TASK REQUIREMENTS: Transcribe all records exactly.

(Data items)
START

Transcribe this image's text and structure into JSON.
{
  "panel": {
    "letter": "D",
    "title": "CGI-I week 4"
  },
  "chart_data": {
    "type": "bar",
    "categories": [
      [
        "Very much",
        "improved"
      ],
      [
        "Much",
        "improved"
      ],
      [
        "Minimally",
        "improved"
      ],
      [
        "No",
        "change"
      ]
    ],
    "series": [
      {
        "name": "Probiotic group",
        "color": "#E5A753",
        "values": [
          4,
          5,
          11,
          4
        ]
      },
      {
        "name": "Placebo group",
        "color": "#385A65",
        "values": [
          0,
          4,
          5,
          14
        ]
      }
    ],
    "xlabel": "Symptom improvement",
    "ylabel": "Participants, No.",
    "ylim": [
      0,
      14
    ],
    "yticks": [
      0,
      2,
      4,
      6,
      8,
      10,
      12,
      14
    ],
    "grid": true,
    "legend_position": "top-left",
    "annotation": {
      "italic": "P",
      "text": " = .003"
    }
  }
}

END

PROBLEM SOLUTION:
Transcribe this image's text and structure into JSON.
{
  "panel": {
    "letter": "D",
    "title": "CGI-I week 4"
  },
  "chart_data": {
    "type": "bar",
    "categories": [
      [
        "Very much",
        "improved"
      ],
      [
        "Much",
        "improved"
      ],
      [
        "Minimally",
        "improved"
      ],
      [
        "No",
        "change"
      ]
    ],
    "series": [
      {
        "name": "Probiotic group",
        "color": "#E5A753",
        "values": [
          4,
          5,
          11,
          4
        ]
      },
      {
        "name": "Placebo group",
        "color": "#385A65",
        "values": [
          0,
          4,
          5,
          14
        ]
      }
    ],
    "xlabel": "Symptom improvement",
    "ylabel": "Participants, No.",
    "ylim": [
      0,
      14
    ],
    "yticks": [
      0,
      2,
      4,
      6,
      8,
      10,
      12,
      14
    ],
    "grid": true,
    "legend_position": "top-left",
    "annotation": {
      "italic": "P",
      "text": " = .003"
    }
  }
}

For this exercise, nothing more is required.